What you should do: Restate the full listing word for word and leave the pictures out.

— Start Exercise materials —

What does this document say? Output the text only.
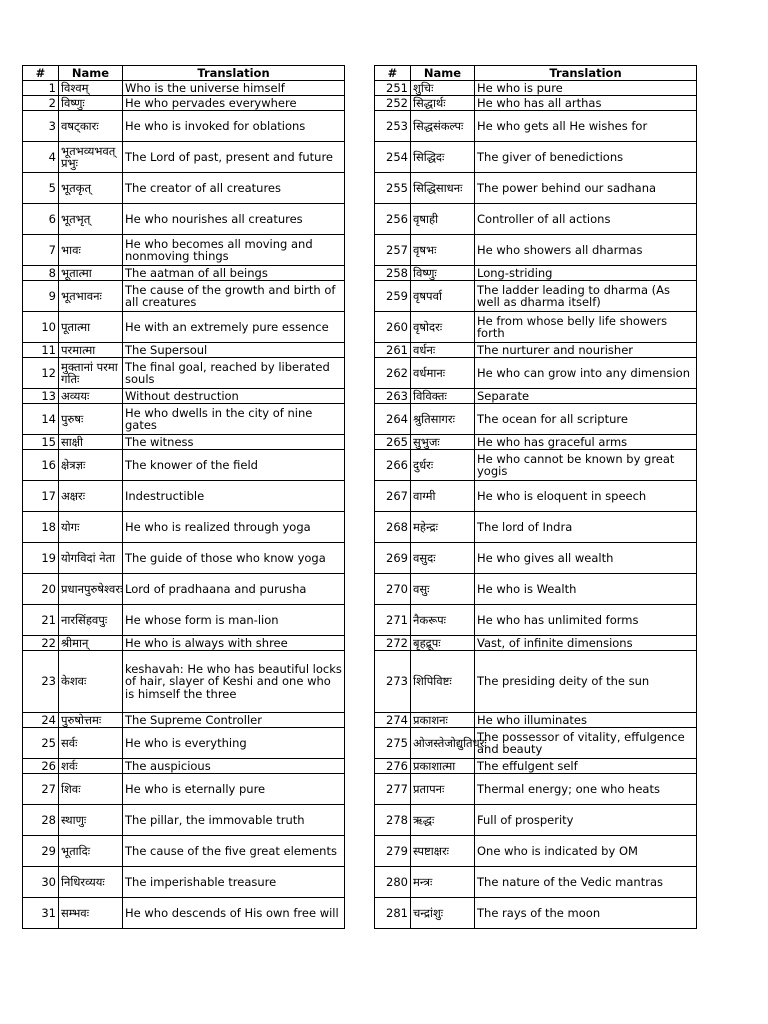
#	Name	Translation
1	विश्वम्	Who is the universe himself
2	विष्णुः	He who pervades everywhere
3	वषट्कारः	He who is invoked for oblations
4	भूतभव्यभवत् प्रभुः	The Lord of past, present and future
5	भूतकृत्	The creator of all creatures
6	भूतभृत्	He who nourishes all creatures
7	भावः	He who becomes all moving and nonmoving things
8	भूतात्मा	The aatman of all beings
9	भूतभावनः	The cause of the growth and birth of all creatures
10	पूतात्मा	He with an extremely pure essence
11	परमात्मा	The Supersoul
12	मुक्तानां परमा गतिः	The final goal, reached by liberated souls
13	अव्ययः	Without destruction
14	पुरुषः	He who dwells in the city of nine gates
15	साक्षी	The witness
16	क्षेत्रज्ञः	The knower of the field
17	अक्षरः	Indestructible
18	योगः	He who is realized through yoga
19	योगविदां नेता	The guide of those who know yoga
20	प्रधानपुरुषेश्वरः	Lord of pradhaana and purusha
21	नारसिंहवपुः	He whose form is man-lion
22	श्रीमान्	He who is always with shree
23	केशवः	keshavah: He who has beautiful locks of hair, slayer of Keshi and one who is himself the three
24	पुरुषोत्तमः	The Supreme Controller
25	सर्वः	He who is everything
26	शर्वः	The auspicious
27	शिवः	He who is eternally pure
28	स्थाणुः	The pillar, the immovable truth
29	भूतादिः	The cause of the five great elements
30	निधिरव्ययः	The imperishable treasure
31	सम्भवः	He who descends of His own free will
#	Name	Translation
251	शुचिः	He who is pure
252	सिद्धार्थः	He who has all arthas
253	सिद्धसंकल्पः	He who gets all He wishes for
254	सिद्धिदः	The giver of benedictions
255	सिद्धिसाधनः	The power behind our sadhana
256	वृषाही	Controller of all actions
257	वृषभः	He who showers all dharmas
258	विष्णुः	Long-striding
259	वृषपर्वा	The ladder leading to dharma (As well as dharma itself)
260	वृषोदरः	He from whose belly life showers forth
261	वर्धनः	The nurturer and nourisher
262	वर्धमानः	He who can grow into any dimension
263	विविक्तः	Separate
264	श्रुतिसागरः	The ocean for all scripture
265	सुभुजः	He who has graceful arms
266	दुर्धरः	He who cannot be known by great yogis
267	वाग्मी	He who is eloquent in speech
268	महेन्द्रः	The lord of Indra
269	वसुदः	He who gives all wealth
270	वसुः	He who is Wealth
271	नैकरूपः	He who has unlimited forms
272	बृहद्रूपः	Vast, of infinite dimensions
273	शिपिविष्टः	The presiding deity of the sun
274	प्रकाशनः	He who illuminates
275	ओजस्तेजोद्युतिधरः	The possessor of vitality, effulgence and beauty
276	प्रकाशात्मा	The effulgent self
277	प्रतापनः	Thermal energy; one who heats
278	ऋद्धः	Full of prosperity
279	स्पष्टाक्षरः	One who is indicated by OM
280	मन्त्रः	The nature of the Vedic mantras
281	चन्द्रांशुः	The rays of the moon
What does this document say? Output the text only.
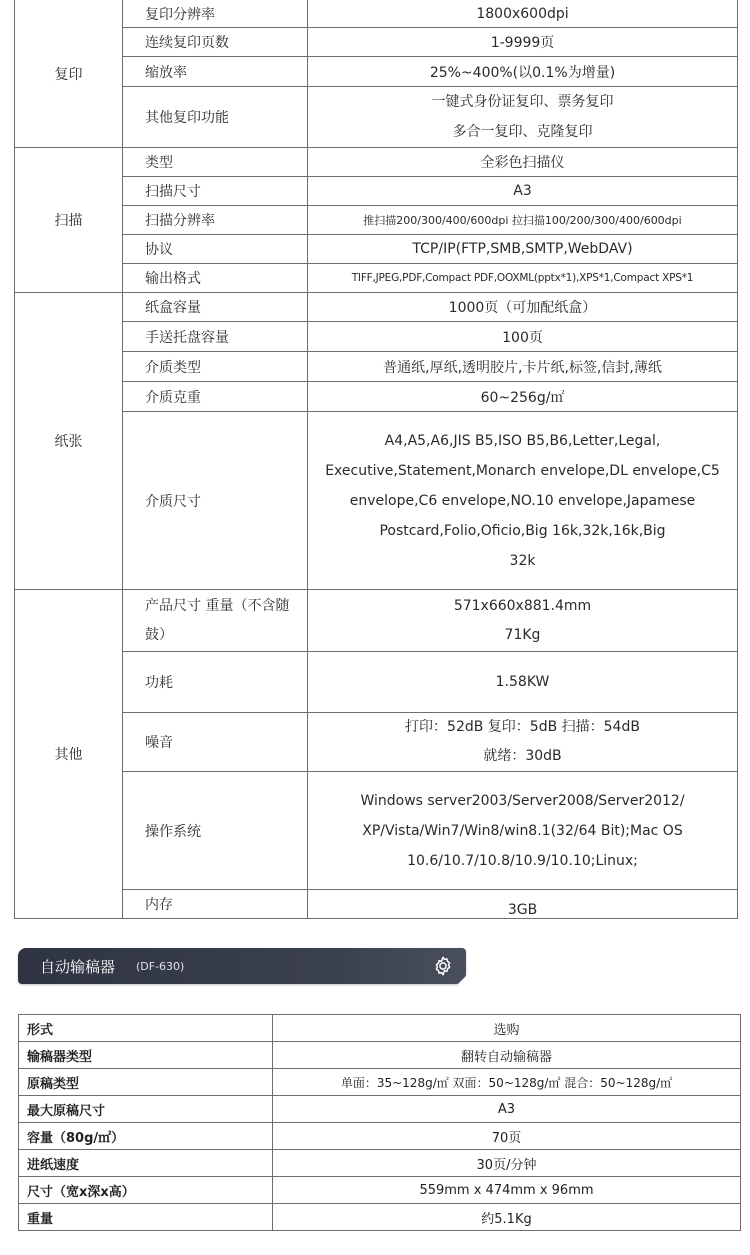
复印	复印分辨率	1800x600dpi
	连续复印页数	1-9999页
	缩放率	25%~400%(以0.1%为增量)
	其他复印功能	一键式身份证复印、票务复印
多合一复印、克隆复印

扫描	类型	全彩色扫描仪
	扫描尺寸	A3
	扫描分辨率	推扫描200/300/400/600dpi 拉扫描100/200/300/400/600dpi
	协议	TCP/IP(FTP,SMB,SMTP,WebDAV)
	输出格式	TIFF,JPEG,PDF,Compact PDF,OOXML(pptx*1),XPS*1,Compact XPS*1
纸张	纸盒容量	1000页（可加配纸盒）
	手送托盘容量	100页
	介质类型	普通纸,厚纸,透明胶片,卡片纸,标签,信封,薄纸
	介质克重	60~256g/㎡
	介质尺寸	A4,A5,A6,JIS B5,ISO B5,B6,Letter,Legal,
Executive,Statement,Monarch envelope,DL envelope,C5
envelope,C6 envelope,NO.10 envelope,Japamese
Postcard,Folio,Oficio,Big 16k,32k,16k,Big
32k

其他	产品尺寸 重量（不含随鼓）	571x660x881.4mm
71Kg

	功耗	1.58KW
	噪音	打印：52dB 复印：5dB 扫描：54dB
就绪：30dB

	操作系统	Windows server2003/Server2008/Server2012/
XP/Vista/Win7/Win8/win8.1(32/64 Bit);Mac OS
10.6/10.7/10.8/10.9/10.10;Linux;

	内存	3GB
自动输稿器 (DF-630)
形式	选购
输稿器类型	翻转自动输稿器
原稿类型	单面：35~128g/㎡ 双面：50~128g/㎡ 混合：50~128g/㎡
最大原稿尺寸	A3
容量（80g/㎡）	70页
进纸速度	30页/分钟
尺寸（宽x深x高）	559mm x 474mm x 96mm
重量	约5.1Kg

— End Exercise materials —

Task answer:
What does this document say? Output the text only.
#	Name	Translation
1	विश्वम्	Who is the universe himself
2	विष्णुः	He who pervades everywhere
3	वषट्कारः	He who is invoked for oblations
4	भूतभव्यभवत् प्रभुः	The Lord of past, present and future
5	भूतकृत्	The creator of all creatures
6	भूतभृत्	He who nourishes all creatures
7	भावः	He who becomes all moving and nonmoving things
8	भूतात्मा	The aatman of all beings
9	भूतभावनः	The cause of the growth and birth of all creatures
10	पूतात्मा	He with an extremely pure essence
11	परमात्मा	The Supersoul
12	मुक्तानां परमा गतिः	The final goal, reached by liberated souls
13	अव्ययः	Without destruction
14	पुरुषः	He who dwells in the city of nine gates
15	साक्षी	The witness
16	क्षेत्रज्ञः	The knower of the field
17	अक्षरः	Indestructible
18	योगः	He who is realized through yoga
19	योगविदां नेता	The guide of those who know yoga
20	प्रधानपुरुषेश्वरः	Lord of pradhaana and purusha
21	नारसिंहवपुः	He whose form is man-lion
22	श्रीमान्	He who is always with shree
23	केशवः	keshavah: He who has beautiful locks of hair, slayer of Keshi and one who is himself the three
24	पुरुषोत्तमः	The Supreme Controller
25	सर्वः	He who is everything
26	शर्वः	The auspicious
27	शिवः	He who is eternally pure
28	स्थाणुः	The pillar, the immovable truth
29	भूतादिः	The cause of the five great elements
30	निधिरव्ययः	The imperishable treasure
31	सम्भवः	He who descends of His own free will
#	Name	Translation
251	शुचिः	He who is pure
252	सिद्धार्थः	He who has all arthas
253	सिद्धसंकल्पः	He who gets all He wishes for
254	सिद्धिदः	The giver of benedictions
255	सिद्धिसाधनः	The power behind our sadhana
256	वृषाही	Controller of all actions
257	वृषभः	He who showers all dharmas
258	विष्णुः	Long-striding
259	वृषपर्वा	The ladder leading to dharma (As well as dharma itself)
260	वृषोदरः	He from whose belly life showers forth
261	वर्धनः	The nurturer and nourisher
262	वर्धमानः	He who can grow into any dimension
263	विविक्तः	Separate
264	श्रुतिसागरः	The ocean for all scripture
265	सुभुजः	He who has graceful arms
266	दुर्धरः	He who cannot be known by great yogis
267	वाग्मी	He who is eloquent in speech
268	महेन्द्रः	The lord of Indra
269	वसुदः	He who gives all wealth
270	वसुः	He who is Wealth
271	नैकरूपः	He who has unlimited forms
272	बृहद्रूपः	Vast, of infinite dimensions
273	शिपिविष्टः	The presiding deity of the sun
274	प्रकाशनः	He who illuminates
275	ओजस्तेजोद्युतिधरः	The possessor of vitality, effulgence and beauty
276	प्रकाशात्मा	The effulgent self
277	प्रतापनः	Thermal energy; one who heats
278	ऋद्धः	Full of prosperity
279	स्पष्टाक्षरः	One who is indicated by OM
280	मन्त्रः	The nature of the Vedic mantras
281	चन्द्रांशुः	The rays of the moon
What does this document say? Output the text only.
复印	复印分辨率	1800x600dpi
	连续复印页数	1-9999页
	缩放率	25%~400%(以0.1%为增量)
	其他复印功能	一键式身份证复印、票务复印
多合一复印、克隆复印

扫描	类型	全彩色扫描仪
	扫描尺寸	A3
	扫描分辨率	推扫描200/300/400/600dpi 拉扫描100/200/300/400/600dpi
	协议	TCP/IP(FTP,SMB,SMTP,WebDAV)
	输出格式	TIFF,JPEG,PDF,Compact PDF,OOXML(pptx*1),XPS*1,Compact XPS*1
纸张	纸盒容量	1000页（可加配纸盒）
	手送托盘容量	100页
	介质类型	普通纸,厚纸,透明胶片,卡片纸,标签,信封,薄纸
	介质克重	60~256g/㎡
	介质尺寸	A4,A5,A6,JIS B5,ISO B5,B6,Letter,Legal,
Executive,Statement,Monarch envelope,DL envelope,C5
envelope,C6 envelope,NO.10 envelope,Japamese
Postcard,Folio,Oficio,Big 16k,32k,16k,Big
32k

其他	产品尺寸 重量（不含随鼓）	571x660x881.4mm
71Kg

	功耗	1.58KW
	噪音	打印：52dB 复印：5dB 扫描：54dB
就绪：30dB

	操作系统	Windows server2003/Server2008/Server2012/
XP/Vista/Win7/Win8/win8.1(32/64 Bit);Mac OS
10.6/10.7/10.8/10.9/10.10;Linux;

	内存	3GB
自动输稿器 (DF-630)
形式	选购
输稿器类型	翻转自动输稿器
原稿类型	单面：35~128g/㎡ 双面：50~128g/㎡ 混合：50~128g/㎡
最大原稿尺寸	A3
容量（80g/㎡）	70页
进纸速度	30页/分钟
尺寸（宽x深x高）	559mm x 474mm x 96mm
重量	约5.1Kg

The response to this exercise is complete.